Task requirements:
Write out, word for word, the rows below between the one holding "i need the location" and the one holding "x-tick-label: 14 [455,347,469,360]", inclusive.

Dataset records:
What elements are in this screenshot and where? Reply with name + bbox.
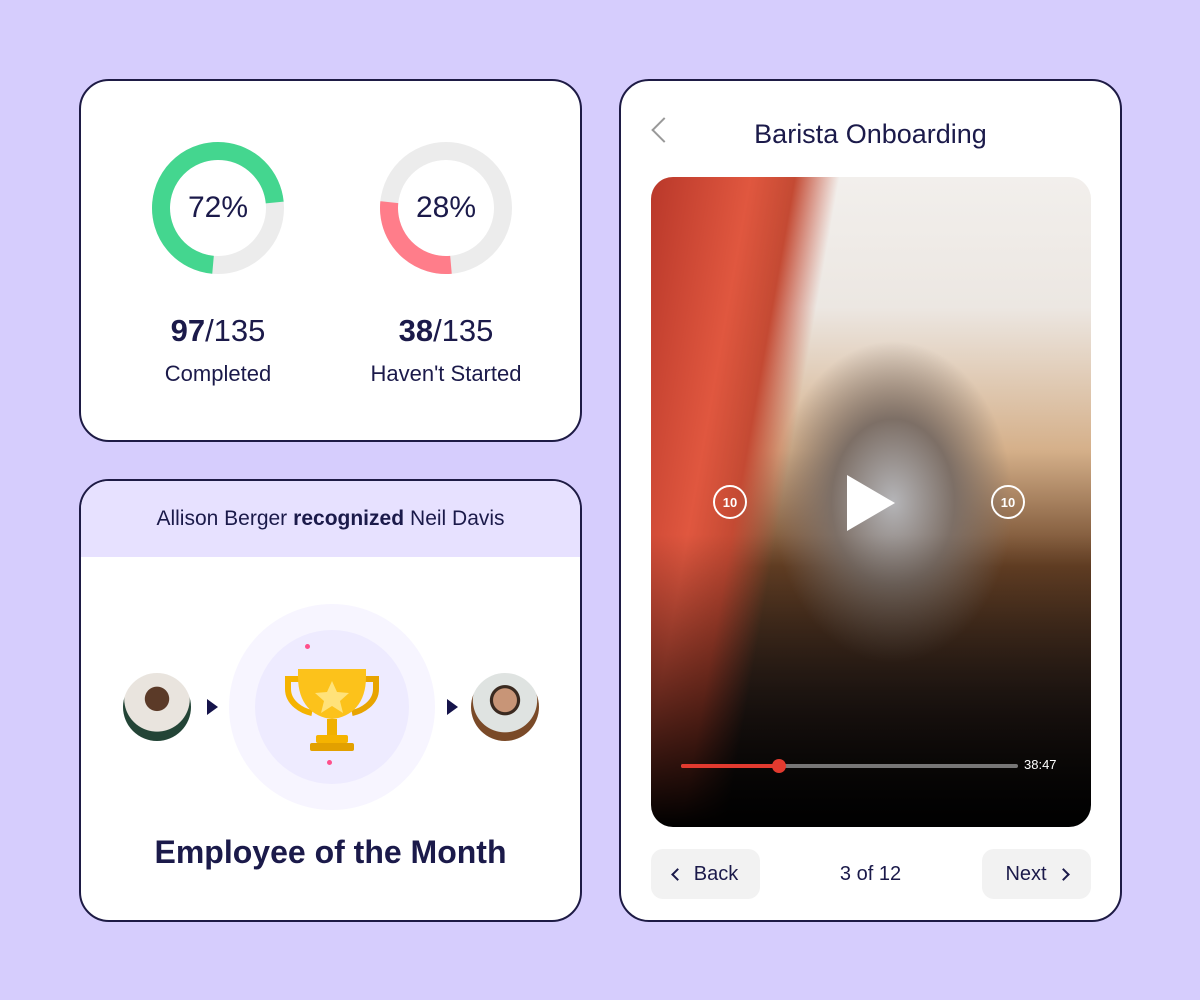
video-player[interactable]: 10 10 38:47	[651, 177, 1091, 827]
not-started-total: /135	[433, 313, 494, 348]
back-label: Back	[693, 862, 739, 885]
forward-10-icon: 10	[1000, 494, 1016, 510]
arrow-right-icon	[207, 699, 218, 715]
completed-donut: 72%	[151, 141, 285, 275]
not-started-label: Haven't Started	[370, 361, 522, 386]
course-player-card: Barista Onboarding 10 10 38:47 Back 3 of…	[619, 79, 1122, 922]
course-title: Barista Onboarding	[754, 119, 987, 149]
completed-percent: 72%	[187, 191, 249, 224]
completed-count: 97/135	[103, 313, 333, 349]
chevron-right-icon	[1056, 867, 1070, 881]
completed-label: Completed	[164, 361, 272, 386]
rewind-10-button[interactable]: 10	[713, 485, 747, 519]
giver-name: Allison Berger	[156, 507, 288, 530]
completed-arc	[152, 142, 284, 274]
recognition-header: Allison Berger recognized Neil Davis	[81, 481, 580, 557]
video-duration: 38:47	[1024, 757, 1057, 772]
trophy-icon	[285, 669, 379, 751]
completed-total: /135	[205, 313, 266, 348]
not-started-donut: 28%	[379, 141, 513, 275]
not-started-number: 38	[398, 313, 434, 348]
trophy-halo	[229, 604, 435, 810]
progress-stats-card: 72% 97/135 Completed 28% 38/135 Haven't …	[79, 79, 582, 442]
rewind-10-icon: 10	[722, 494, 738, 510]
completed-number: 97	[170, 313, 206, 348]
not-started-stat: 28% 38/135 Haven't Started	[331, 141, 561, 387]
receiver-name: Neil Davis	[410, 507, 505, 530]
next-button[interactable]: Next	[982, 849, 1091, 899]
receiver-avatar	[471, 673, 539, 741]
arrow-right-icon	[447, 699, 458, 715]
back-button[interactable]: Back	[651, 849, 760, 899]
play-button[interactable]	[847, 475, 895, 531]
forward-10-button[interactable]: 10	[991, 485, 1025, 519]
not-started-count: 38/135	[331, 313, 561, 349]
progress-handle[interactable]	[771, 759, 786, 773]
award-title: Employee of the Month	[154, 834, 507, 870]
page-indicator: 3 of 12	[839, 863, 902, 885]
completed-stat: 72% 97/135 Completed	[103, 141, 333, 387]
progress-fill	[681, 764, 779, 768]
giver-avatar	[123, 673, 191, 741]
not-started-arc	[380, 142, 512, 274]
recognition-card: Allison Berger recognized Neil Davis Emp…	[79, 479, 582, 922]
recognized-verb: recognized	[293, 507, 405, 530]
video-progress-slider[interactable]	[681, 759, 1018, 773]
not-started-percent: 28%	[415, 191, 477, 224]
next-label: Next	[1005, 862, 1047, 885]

==

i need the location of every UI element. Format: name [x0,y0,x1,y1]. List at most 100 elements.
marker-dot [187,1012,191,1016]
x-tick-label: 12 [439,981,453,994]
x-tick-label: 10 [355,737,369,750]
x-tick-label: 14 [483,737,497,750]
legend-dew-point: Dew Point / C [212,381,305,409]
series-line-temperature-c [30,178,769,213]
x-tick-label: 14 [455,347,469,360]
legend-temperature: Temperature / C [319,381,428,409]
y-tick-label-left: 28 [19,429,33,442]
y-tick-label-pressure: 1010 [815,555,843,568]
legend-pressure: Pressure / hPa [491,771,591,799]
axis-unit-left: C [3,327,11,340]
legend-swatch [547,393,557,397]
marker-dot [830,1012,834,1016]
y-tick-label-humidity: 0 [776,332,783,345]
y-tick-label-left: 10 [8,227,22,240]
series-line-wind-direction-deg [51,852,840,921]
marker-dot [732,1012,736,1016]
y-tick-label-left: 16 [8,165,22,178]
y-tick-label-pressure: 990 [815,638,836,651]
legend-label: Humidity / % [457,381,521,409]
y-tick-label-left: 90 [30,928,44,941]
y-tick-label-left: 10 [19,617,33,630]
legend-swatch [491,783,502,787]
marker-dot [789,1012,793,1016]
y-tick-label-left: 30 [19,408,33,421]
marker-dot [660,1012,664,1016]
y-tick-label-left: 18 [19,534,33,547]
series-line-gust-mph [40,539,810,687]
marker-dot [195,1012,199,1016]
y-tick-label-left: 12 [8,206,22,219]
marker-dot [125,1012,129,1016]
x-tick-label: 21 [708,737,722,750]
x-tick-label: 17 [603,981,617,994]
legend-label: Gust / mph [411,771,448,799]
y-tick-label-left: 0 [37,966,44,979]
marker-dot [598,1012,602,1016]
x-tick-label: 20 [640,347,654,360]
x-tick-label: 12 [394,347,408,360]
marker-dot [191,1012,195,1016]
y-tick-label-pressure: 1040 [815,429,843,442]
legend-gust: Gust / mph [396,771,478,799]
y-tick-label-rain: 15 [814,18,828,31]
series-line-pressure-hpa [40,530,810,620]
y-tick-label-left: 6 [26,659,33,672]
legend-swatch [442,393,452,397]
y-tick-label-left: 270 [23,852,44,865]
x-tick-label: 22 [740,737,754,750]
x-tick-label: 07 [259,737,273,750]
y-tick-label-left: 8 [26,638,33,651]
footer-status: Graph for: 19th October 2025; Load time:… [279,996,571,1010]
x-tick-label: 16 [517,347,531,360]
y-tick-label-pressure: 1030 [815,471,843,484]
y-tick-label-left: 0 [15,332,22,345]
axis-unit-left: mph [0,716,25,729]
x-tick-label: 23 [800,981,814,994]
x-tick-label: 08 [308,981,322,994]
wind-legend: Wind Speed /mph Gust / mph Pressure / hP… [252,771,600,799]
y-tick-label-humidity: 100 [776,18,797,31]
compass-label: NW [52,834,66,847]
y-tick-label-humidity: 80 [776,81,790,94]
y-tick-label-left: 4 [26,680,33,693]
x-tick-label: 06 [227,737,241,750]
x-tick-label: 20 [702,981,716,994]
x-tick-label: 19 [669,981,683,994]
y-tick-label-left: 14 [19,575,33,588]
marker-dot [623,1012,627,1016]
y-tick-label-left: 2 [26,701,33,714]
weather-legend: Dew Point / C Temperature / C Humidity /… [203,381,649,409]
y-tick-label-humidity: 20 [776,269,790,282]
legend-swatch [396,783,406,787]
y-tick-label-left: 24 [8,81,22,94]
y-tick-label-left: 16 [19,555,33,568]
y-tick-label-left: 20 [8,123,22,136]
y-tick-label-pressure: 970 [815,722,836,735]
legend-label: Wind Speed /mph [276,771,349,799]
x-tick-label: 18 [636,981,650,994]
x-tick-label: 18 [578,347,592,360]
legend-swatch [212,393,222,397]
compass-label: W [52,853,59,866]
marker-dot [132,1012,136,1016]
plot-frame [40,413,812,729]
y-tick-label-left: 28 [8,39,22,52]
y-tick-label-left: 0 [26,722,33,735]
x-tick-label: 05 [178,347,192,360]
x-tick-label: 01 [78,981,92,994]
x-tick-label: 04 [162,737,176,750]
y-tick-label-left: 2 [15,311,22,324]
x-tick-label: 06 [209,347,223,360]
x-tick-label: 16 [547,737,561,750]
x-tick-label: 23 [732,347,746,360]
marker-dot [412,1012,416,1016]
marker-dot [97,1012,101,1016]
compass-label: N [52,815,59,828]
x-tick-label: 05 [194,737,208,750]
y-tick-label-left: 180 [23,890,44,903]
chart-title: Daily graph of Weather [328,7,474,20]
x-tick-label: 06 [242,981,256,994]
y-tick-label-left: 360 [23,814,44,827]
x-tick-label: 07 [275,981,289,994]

Expected output:
i need the location of every UI element. Format: name [x0,y0,x1,y1]. List at most 100 elements.
marker-dot [187,1012,191,1016]
x-tick-label: 12 [439,981,453,994]
x-tick-label: 10 [355,737,369,750]
x-tick-label: 14 [483,737,497,750]
legend-dew-point: Dew Point / C [212,381,305,409]
series-line-temperature-c [30,178,769,213]
x-tick-label: 14 [455,347,469,360]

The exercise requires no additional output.